* **THE EXERCISE**
Search the listing below for the word "text" and copy each line that holds it.

[Recorded data]
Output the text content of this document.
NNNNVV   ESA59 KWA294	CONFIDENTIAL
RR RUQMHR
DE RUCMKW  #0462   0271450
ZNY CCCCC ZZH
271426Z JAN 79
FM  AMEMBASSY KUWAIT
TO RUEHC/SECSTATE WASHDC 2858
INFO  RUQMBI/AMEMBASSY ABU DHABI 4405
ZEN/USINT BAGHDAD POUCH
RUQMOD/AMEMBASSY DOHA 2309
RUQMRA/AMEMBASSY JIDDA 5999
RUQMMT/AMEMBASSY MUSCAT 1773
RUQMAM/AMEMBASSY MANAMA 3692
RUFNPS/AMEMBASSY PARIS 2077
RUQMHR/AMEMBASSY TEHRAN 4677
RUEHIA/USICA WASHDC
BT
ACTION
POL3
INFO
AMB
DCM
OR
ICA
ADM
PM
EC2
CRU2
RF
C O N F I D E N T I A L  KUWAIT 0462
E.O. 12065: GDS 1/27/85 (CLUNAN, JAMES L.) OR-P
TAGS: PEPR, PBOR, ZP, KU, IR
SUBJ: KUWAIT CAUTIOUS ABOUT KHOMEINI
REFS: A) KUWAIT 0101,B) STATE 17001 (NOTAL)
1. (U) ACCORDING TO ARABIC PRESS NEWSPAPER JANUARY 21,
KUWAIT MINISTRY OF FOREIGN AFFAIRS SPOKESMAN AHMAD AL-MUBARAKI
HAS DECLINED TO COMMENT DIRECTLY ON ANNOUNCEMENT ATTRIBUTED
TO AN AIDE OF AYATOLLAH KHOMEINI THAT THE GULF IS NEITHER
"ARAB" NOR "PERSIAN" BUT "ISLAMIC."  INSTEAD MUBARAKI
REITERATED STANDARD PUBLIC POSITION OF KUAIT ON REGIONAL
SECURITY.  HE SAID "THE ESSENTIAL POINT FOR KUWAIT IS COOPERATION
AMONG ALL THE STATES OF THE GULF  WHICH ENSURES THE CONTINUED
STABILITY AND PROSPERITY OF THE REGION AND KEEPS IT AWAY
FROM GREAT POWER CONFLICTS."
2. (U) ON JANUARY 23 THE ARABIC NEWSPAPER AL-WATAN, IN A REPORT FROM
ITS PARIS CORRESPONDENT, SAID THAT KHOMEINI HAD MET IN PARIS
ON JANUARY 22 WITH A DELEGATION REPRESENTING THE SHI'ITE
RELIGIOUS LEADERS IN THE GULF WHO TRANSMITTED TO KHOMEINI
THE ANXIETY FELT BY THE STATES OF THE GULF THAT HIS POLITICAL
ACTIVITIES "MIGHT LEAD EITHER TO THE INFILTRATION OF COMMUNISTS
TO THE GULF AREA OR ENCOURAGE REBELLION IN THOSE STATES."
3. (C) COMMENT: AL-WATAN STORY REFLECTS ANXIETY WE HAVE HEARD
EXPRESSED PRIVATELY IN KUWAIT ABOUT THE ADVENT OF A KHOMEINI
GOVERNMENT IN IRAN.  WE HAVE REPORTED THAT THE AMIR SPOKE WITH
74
--
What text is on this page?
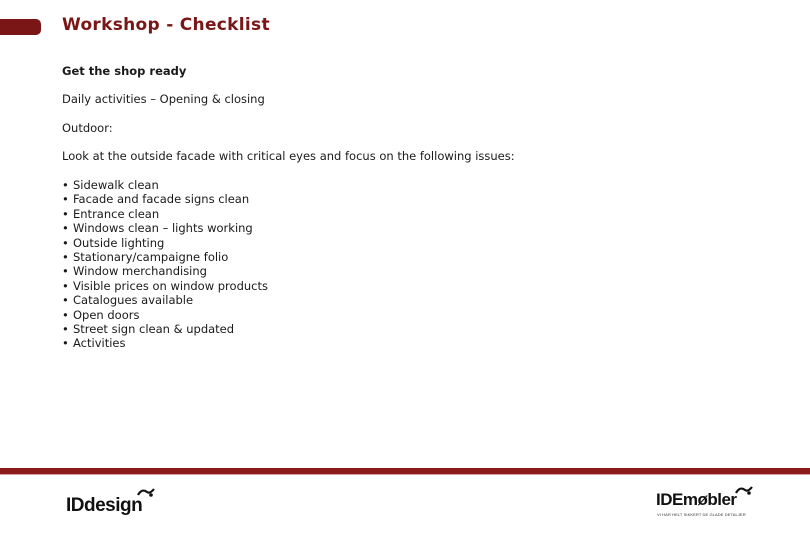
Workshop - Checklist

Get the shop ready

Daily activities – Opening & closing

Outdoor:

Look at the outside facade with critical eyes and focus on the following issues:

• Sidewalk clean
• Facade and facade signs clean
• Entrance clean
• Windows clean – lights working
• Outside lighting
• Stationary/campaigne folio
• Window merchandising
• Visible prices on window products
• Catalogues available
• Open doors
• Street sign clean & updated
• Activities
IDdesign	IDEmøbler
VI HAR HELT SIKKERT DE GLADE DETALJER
==
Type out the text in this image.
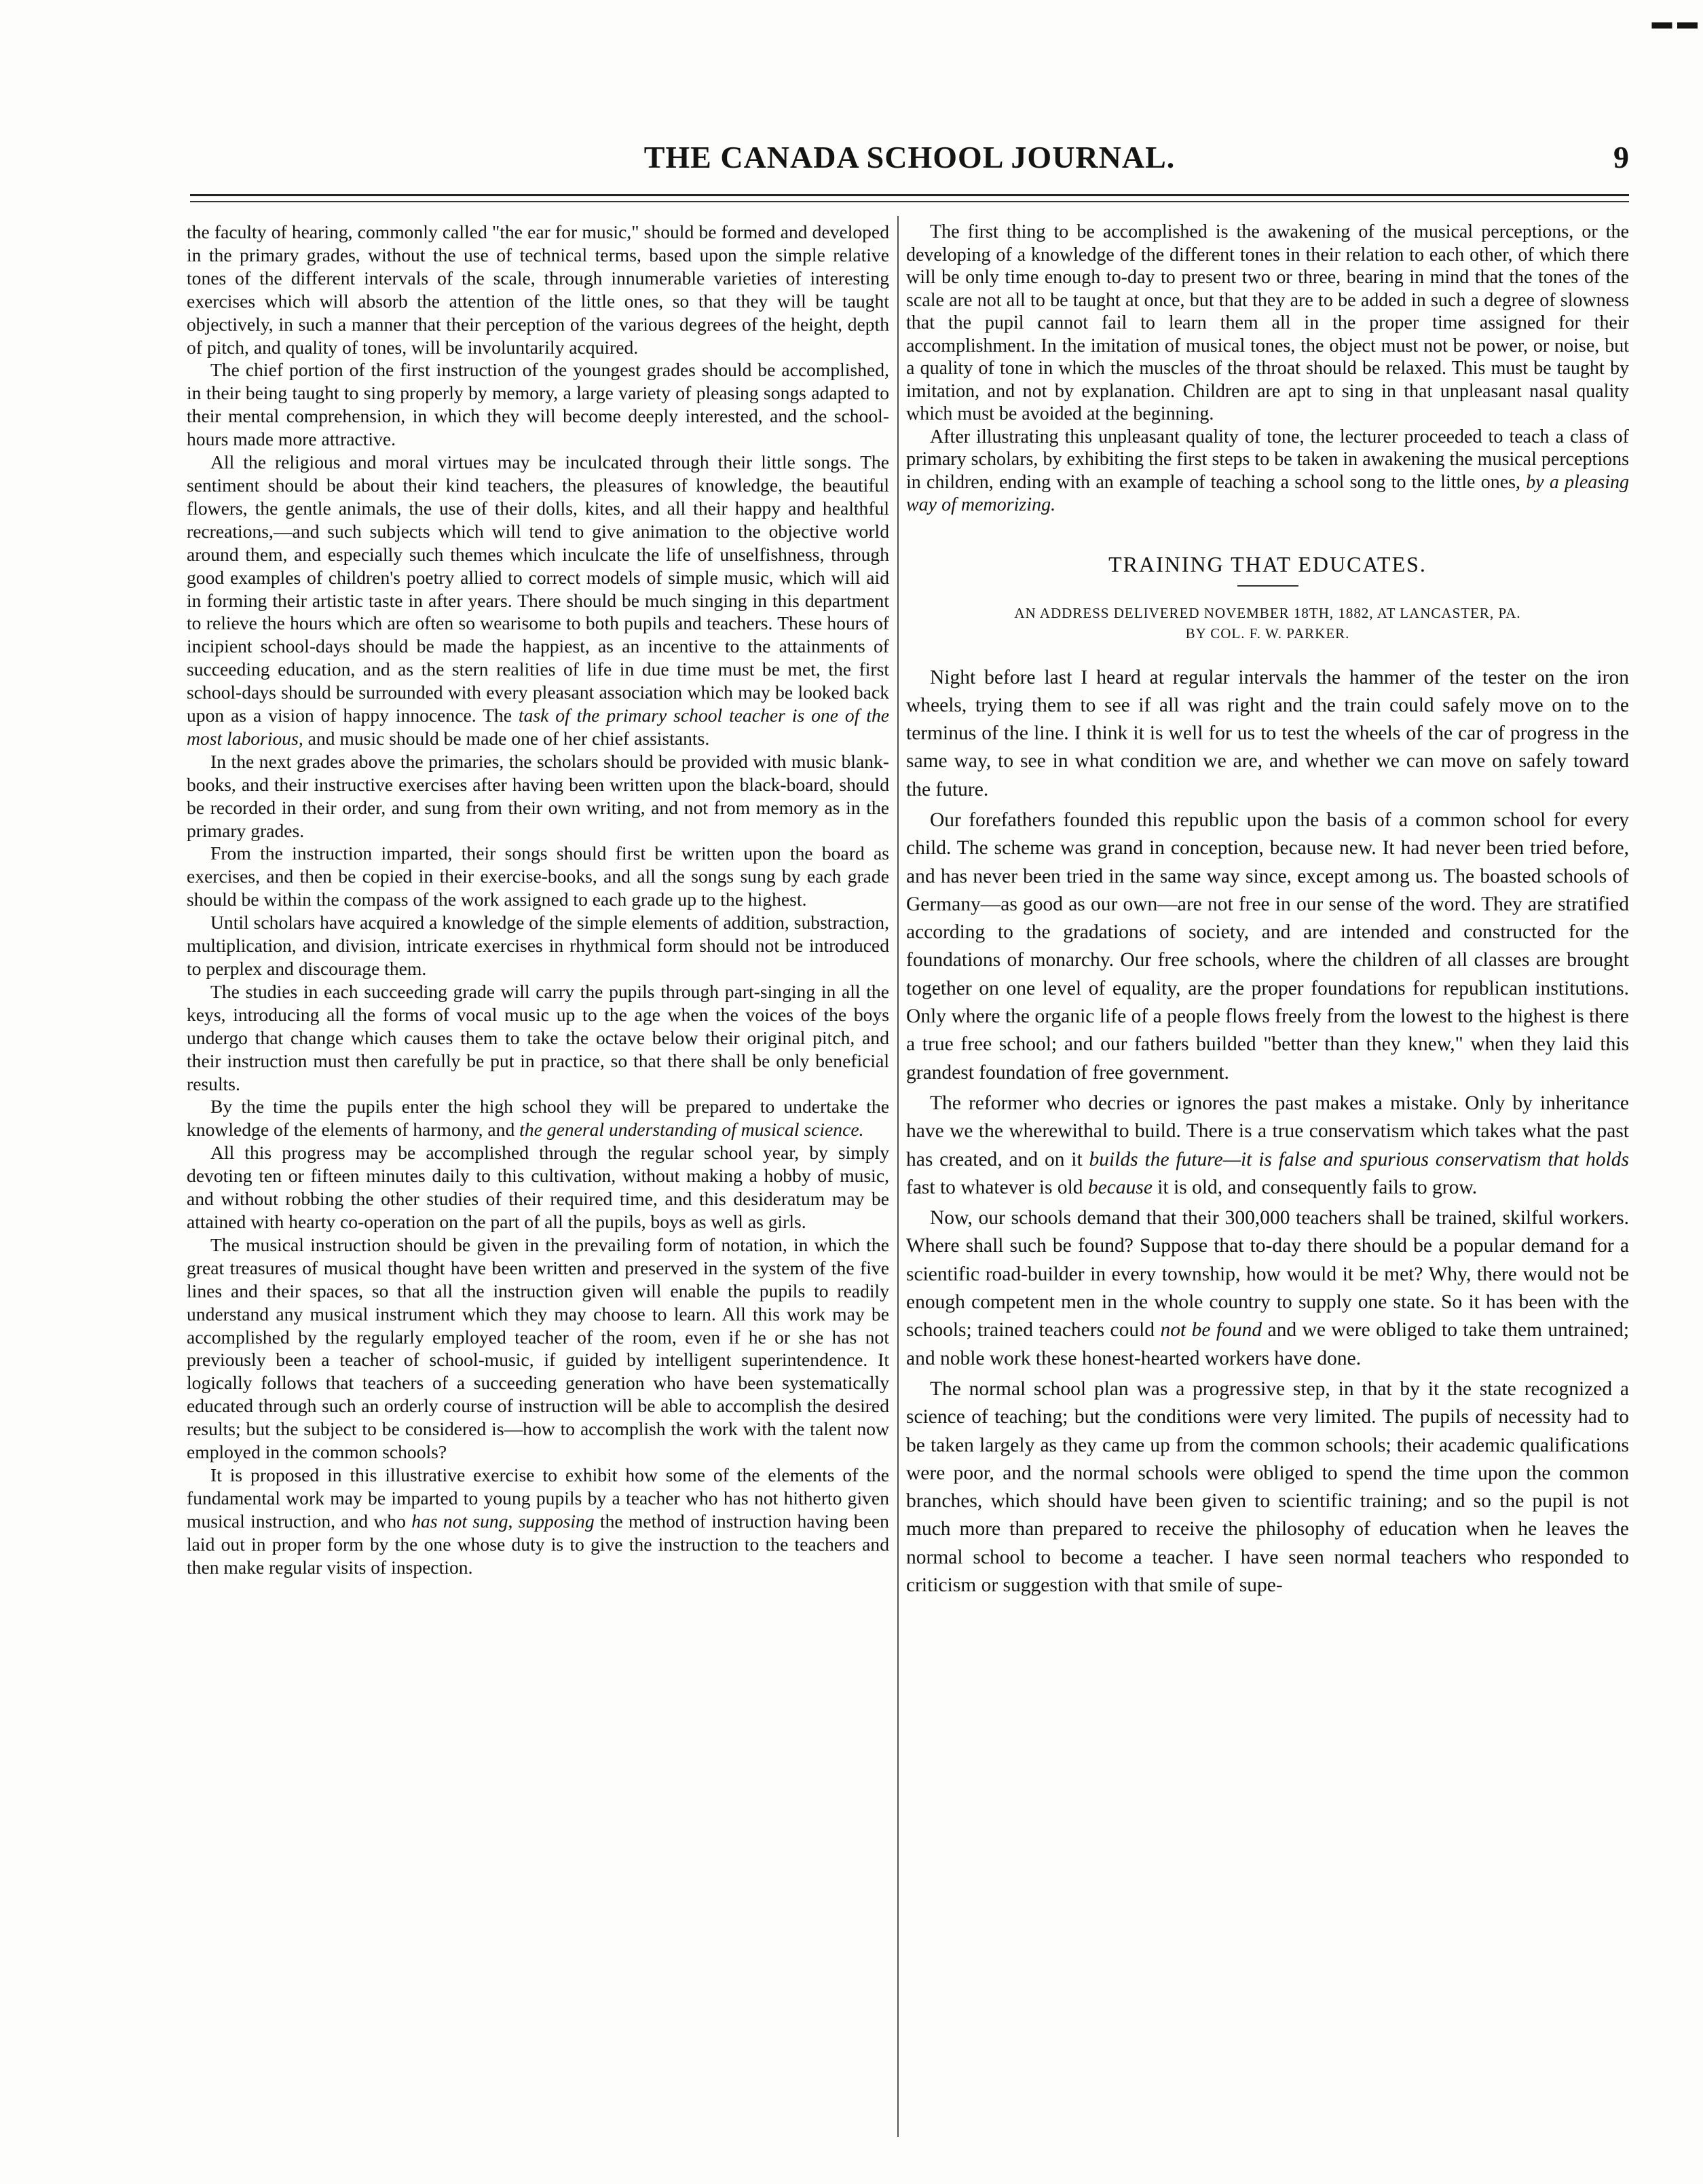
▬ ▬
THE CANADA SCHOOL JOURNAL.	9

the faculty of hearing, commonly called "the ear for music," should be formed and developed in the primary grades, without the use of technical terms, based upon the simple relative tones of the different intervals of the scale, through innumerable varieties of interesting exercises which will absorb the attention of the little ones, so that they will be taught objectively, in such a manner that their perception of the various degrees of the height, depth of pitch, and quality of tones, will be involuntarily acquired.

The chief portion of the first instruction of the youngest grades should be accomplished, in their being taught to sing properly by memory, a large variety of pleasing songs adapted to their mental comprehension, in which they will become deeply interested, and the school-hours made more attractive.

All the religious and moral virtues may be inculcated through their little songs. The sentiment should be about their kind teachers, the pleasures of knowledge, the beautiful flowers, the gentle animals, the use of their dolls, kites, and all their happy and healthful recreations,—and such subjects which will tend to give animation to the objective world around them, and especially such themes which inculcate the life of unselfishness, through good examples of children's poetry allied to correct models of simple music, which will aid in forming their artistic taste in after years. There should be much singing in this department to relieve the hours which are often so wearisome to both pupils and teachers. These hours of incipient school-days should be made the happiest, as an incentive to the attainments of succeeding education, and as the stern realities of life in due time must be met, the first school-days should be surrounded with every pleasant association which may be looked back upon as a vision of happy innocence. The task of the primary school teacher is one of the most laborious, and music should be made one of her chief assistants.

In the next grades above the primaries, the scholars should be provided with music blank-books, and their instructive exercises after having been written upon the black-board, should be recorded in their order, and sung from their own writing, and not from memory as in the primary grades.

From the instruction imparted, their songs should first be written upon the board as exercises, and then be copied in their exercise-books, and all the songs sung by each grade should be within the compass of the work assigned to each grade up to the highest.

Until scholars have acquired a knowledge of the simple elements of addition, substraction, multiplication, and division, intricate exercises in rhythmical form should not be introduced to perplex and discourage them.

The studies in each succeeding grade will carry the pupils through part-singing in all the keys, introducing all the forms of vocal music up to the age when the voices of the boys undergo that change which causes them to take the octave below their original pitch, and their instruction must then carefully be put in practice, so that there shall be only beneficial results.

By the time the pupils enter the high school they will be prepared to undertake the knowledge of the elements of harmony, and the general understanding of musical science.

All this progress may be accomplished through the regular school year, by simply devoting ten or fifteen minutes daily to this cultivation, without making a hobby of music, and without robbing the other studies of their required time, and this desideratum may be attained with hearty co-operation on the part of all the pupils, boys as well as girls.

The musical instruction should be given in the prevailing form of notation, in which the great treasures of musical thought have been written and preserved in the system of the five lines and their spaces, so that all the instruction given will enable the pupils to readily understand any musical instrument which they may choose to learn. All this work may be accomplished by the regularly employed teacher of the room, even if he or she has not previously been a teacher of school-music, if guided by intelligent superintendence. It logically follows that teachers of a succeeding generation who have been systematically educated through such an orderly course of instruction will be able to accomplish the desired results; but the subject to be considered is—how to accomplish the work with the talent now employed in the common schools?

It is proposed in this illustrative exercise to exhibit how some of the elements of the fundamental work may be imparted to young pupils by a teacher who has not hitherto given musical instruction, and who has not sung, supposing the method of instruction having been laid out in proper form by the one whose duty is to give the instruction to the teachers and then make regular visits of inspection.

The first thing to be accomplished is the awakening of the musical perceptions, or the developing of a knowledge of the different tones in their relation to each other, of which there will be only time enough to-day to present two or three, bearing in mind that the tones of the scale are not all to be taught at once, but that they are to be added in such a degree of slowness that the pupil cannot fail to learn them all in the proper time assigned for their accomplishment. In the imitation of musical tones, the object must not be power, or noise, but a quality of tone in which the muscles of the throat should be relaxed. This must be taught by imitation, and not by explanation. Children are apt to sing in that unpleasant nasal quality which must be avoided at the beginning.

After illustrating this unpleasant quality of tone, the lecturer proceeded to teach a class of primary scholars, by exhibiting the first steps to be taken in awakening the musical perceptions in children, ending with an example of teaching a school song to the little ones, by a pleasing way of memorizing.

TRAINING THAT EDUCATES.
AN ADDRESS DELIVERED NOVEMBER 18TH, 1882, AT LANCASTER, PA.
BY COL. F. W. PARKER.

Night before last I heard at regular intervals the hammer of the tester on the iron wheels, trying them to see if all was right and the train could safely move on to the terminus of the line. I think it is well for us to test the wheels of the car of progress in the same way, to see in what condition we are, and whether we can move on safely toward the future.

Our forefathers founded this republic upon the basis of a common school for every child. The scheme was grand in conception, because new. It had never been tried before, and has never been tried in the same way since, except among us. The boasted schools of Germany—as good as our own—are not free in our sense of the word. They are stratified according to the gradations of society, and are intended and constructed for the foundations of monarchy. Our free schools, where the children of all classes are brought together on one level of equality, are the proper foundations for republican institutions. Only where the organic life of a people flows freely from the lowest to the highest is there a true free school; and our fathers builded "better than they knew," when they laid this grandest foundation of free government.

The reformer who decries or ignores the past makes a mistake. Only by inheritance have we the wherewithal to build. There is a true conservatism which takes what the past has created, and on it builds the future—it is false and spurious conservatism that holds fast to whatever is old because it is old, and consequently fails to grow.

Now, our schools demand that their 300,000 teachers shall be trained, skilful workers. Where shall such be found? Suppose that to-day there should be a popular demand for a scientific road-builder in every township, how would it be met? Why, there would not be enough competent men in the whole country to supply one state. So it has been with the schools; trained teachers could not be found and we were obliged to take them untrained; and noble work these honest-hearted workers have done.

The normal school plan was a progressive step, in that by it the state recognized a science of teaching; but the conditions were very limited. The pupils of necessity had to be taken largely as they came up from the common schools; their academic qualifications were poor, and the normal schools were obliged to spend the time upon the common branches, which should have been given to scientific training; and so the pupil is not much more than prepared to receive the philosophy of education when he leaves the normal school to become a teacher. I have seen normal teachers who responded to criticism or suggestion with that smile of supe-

* **RESULT OF THE TASK**
Output the text content of this document.
What text is on this page?
Type out the text in this image.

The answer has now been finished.